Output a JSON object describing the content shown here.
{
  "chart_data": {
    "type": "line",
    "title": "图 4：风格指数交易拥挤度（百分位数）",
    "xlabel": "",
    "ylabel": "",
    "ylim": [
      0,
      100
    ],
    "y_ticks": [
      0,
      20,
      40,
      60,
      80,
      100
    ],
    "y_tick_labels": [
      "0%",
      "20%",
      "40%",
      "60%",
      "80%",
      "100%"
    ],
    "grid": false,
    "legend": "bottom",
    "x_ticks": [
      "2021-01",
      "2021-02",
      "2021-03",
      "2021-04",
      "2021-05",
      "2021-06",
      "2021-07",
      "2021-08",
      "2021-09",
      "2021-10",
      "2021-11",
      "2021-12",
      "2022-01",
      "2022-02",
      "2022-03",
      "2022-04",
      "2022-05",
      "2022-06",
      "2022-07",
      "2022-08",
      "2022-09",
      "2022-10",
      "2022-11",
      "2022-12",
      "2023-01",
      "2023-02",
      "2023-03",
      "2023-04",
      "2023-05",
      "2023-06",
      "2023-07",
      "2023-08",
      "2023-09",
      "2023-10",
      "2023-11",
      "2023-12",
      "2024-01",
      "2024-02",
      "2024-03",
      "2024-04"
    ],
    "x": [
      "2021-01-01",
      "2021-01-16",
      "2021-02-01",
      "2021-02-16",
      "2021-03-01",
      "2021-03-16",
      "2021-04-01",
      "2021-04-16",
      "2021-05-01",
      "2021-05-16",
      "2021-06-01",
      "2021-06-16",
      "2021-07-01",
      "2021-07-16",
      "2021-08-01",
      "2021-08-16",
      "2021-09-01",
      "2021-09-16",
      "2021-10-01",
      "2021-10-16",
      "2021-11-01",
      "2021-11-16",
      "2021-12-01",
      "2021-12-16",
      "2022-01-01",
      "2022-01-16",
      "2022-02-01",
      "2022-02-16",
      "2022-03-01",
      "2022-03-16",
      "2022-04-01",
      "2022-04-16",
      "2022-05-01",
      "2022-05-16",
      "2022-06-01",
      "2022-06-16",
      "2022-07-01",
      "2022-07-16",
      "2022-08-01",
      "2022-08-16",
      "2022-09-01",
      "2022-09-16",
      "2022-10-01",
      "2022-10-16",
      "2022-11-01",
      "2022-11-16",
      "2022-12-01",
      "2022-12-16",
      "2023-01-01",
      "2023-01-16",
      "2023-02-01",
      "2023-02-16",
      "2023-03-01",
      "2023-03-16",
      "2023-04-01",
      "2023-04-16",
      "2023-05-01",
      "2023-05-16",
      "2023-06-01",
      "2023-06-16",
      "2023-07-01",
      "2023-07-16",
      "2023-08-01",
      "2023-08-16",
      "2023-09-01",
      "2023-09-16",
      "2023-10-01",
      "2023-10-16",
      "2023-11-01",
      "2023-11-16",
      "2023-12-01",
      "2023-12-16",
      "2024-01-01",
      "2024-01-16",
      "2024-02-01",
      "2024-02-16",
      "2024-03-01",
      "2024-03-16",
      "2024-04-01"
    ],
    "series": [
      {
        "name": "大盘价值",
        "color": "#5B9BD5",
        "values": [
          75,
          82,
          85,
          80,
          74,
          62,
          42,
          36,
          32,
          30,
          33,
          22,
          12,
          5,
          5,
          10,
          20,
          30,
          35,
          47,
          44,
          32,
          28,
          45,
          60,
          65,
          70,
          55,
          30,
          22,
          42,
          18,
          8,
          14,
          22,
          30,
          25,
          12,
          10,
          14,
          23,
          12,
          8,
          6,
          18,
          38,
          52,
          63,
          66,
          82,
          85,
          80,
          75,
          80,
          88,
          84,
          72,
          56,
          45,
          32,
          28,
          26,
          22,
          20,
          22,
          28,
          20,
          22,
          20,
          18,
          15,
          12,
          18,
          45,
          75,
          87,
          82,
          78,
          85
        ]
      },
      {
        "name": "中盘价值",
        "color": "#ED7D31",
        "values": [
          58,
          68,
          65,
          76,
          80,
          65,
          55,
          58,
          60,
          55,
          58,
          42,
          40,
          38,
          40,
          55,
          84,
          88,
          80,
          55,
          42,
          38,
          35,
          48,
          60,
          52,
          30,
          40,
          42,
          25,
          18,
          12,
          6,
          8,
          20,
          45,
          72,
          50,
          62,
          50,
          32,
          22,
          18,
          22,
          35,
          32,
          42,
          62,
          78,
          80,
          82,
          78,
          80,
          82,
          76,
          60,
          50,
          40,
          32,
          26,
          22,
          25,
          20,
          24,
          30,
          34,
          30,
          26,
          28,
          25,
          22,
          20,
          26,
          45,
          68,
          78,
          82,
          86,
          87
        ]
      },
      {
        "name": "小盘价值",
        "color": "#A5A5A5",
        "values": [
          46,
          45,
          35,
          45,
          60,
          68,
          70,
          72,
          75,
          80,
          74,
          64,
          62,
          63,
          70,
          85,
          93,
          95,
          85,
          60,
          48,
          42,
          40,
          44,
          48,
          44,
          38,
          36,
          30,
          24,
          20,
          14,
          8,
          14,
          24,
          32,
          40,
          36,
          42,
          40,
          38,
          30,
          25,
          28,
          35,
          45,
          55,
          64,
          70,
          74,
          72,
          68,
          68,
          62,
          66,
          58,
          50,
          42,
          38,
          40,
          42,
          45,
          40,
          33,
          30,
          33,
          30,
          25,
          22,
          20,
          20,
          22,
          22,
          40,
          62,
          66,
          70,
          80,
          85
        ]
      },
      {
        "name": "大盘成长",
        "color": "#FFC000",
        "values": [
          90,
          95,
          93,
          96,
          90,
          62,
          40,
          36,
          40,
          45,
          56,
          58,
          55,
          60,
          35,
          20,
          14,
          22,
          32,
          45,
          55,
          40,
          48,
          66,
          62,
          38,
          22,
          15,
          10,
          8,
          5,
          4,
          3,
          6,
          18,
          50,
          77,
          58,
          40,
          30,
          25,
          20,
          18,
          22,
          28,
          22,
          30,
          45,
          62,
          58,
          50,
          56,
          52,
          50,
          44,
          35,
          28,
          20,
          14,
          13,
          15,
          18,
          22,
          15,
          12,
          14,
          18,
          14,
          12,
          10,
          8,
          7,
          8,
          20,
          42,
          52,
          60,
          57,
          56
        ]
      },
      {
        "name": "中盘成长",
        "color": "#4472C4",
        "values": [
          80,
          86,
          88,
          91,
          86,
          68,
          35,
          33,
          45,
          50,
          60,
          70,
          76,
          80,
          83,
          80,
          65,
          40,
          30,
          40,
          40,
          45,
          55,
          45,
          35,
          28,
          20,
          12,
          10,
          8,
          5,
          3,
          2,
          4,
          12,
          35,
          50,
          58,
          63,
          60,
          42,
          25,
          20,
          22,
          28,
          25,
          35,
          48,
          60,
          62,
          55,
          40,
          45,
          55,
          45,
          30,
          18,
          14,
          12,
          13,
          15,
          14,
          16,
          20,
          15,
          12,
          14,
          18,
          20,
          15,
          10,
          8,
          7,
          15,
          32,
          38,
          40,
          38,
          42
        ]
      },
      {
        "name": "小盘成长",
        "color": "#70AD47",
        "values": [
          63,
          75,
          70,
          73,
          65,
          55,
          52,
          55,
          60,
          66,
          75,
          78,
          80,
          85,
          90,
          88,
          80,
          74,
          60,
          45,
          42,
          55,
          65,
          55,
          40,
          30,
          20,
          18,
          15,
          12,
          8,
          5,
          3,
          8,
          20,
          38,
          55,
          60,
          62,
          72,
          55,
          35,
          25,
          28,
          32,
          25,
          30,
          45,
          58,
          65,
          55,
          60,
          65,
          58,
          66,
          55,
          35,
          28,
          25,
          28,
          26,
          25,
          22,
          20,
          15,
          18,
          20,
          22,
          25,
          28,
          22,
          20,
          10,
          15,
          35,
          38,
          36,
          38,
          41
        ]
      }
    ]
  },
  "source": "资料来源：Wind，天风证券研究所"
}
***
Set task:
Search the preceding listing for "name" and extract every line where it is found.

Response to this task:
        "name": "大盘价值",
        "name": "中盘价值",
        "name": "小盘价值",
        "name": "大盘成长",
        "name": "中盘成长",
        "name": "小盘成长",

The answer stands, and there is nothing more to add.